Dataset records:
>>>
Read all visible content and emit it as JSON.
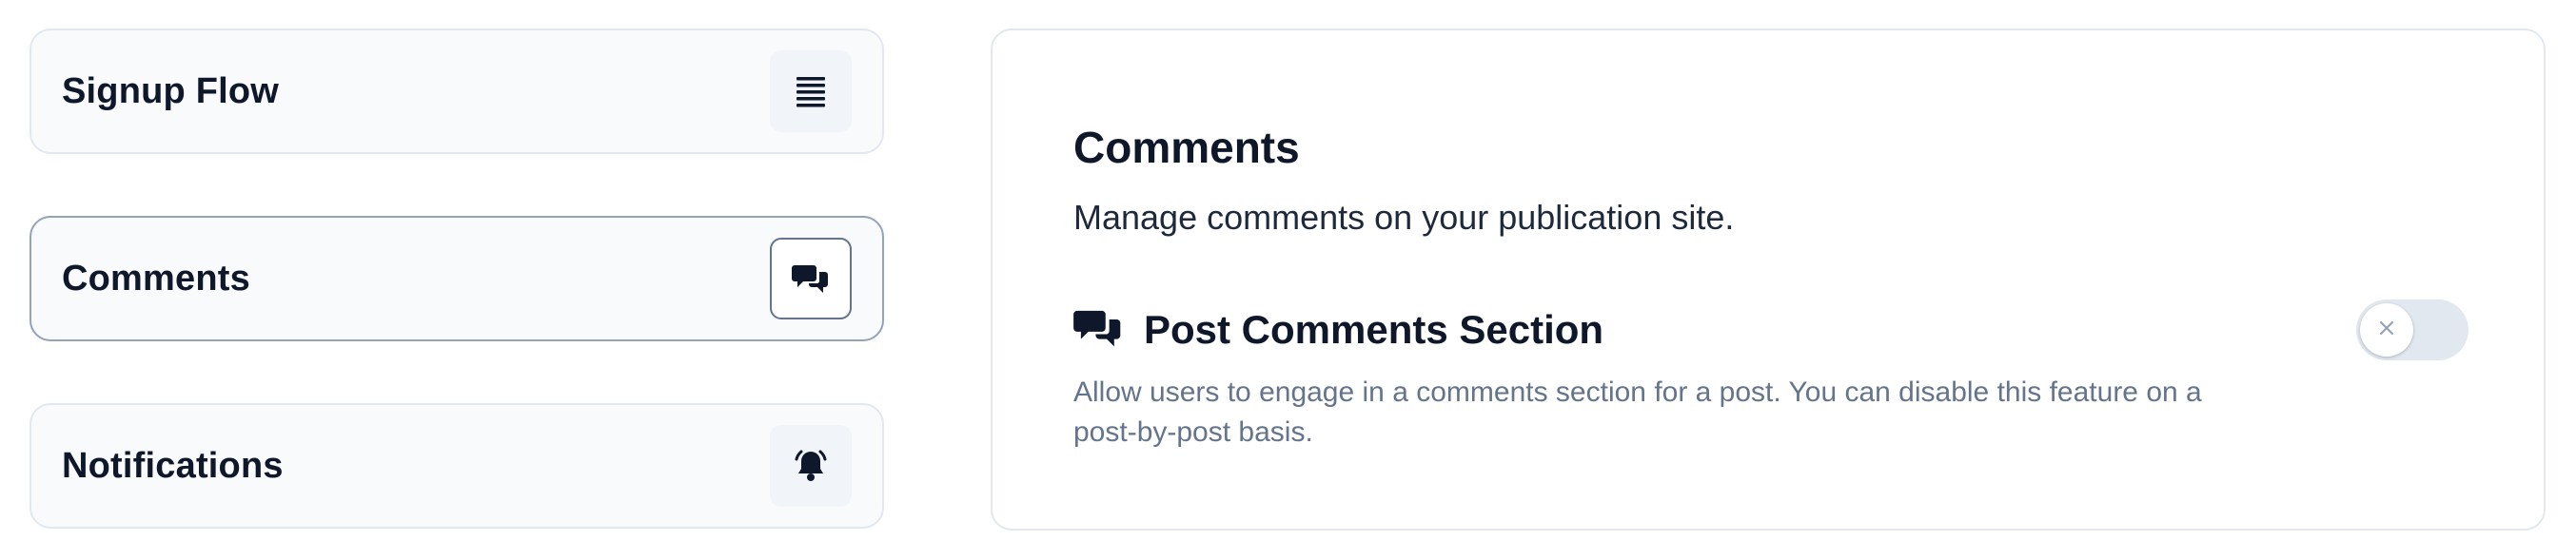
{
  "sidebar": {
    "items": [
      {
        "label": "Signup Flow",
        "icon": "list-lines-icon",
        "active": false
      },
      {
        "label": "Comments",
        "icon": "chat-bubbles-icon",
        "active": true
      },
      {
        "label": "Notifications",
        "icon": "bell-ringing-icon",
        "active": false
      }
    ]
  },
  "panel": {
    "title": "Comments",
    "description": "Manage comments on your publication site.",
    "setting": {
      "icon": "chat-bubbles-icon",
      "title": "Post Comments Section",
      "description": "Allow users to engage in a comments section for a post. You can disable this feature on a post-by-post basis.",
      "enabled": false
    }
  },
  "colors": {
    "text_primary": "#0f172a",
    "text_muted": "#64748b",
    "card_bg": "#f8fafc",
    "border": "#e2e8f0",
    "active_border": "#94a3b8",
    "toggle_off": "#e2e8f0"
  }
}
<<<
WRITTEN PROBLEM:
Nothing in the entries should change as you copy them, except that the pictures are left out.

WRITTEN RESPONSE:
Read all visible content and emit it as JSON.
{
  "sidebar": {
    "items": [
      {
        "label": "Signup Flow",
        "icon": "list-lines-icon",
        "active": false
      },
      {
        "label": "Comments",
        "icon": "chat-bubbles-icon",
        "active": true
      },
      {
        "label": "Notifications",
        "icon": "bell-ringing-icon",
        "active": false
      }
    ]
  },
  "panel": {
    "title": "Comments",
    "description": "Manage comments on your publication site.",
    "setting": {
      "icon": "chat-bubbles-icon",
      "title": "Post Comments Section",
      "description": "Allow users to engage in a comments section for a post. You can disable this feature on a post-by-post basis.",
      "enabled": false
    }
  },
  "colors": {
    "text_primary": "#0f172a",
    "text_muted": "#64748b",
    "card_bg": "#f8fafc",
    "border": "#e2e8f0",
    "active_border": "#94a3b8",
    "toggle_off": "#e2e8f0"
  }
}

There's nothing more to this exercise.